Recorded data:
□ □ □ □
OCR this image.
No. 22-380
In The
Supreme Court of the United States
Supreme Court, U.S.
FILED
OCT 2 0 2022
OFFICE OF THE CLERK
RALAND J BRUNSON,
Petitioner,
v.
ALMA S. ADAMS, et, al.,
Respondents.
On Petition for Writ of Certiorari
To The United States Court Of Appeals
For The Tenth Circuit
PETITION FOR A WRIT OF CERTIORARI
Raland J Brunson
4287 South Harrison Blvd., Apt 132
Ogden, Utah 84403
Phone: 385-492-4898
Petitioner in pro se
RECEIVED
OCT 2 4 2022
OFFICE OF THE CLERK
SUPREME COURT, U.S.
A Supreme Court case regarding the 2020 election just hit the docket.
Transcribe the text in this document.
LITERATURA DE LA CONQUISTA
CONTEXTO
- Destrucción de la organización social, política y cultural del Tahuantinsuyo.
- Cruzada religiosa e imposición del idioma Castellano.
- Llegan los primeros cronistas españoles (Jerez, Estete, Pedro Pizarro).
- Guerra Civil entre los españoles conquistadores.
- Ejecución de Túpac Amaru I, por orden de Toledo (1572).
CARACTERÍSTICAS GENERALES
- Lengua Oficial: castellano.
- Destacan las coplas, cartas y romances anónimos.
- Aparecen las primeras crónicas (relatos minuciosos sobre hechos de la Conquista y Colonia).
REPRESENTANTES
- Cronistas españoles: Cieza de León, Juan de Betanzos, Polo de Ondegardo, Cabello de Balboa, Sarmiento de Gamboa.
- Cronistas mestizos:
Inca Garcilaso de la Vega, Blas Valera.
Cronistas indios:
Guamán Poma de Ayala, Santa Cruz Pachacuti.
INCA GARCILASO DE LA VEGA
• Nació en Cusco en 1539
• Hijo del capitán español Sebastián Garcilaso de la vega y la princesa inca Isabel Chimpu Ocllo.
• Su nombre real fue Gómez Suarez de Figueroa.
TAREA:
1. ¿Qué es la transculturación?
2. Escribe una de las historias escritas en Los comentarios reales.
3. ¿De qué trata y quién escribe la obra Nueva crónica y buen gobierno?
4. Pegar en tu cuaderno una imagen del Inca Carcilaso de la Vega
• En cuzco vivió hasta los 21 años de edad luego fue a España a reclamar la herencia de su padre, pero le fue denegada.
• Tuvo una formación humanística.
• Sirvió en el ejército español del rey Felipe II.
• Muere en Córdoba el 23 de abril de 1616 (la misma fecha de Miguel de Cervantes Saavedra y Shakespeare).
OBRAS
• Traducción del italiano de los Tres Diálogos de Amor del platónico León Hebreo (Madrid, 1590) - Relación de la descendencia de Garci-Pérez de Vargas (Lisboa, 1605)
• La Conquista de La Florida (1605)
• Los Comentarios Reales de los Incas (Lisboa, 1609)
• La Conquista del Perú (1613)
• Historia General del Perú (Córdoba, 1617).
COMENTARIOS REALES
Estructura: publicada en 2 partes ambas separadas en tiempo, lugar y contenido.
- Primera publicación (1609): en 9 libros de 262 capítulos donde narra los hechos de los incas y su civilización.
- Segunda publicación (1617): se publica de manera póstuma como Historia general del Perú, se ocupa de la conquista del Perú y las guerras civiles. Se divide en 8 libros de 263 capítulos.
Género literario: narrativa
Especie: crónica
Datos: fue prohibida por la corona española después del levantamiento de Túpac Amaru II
□ □ □ □
**CHALLENGE:**
Copy down every line of the entries containing the word "Córdoba".

**THE REPLY:**
• Muere en Córdoba el 23 de abril de 1616 (la misma fecha de Miguel de Cervantes Saavedra y Shakespeare).
• Historia General del Perú (Córdoba, 1617).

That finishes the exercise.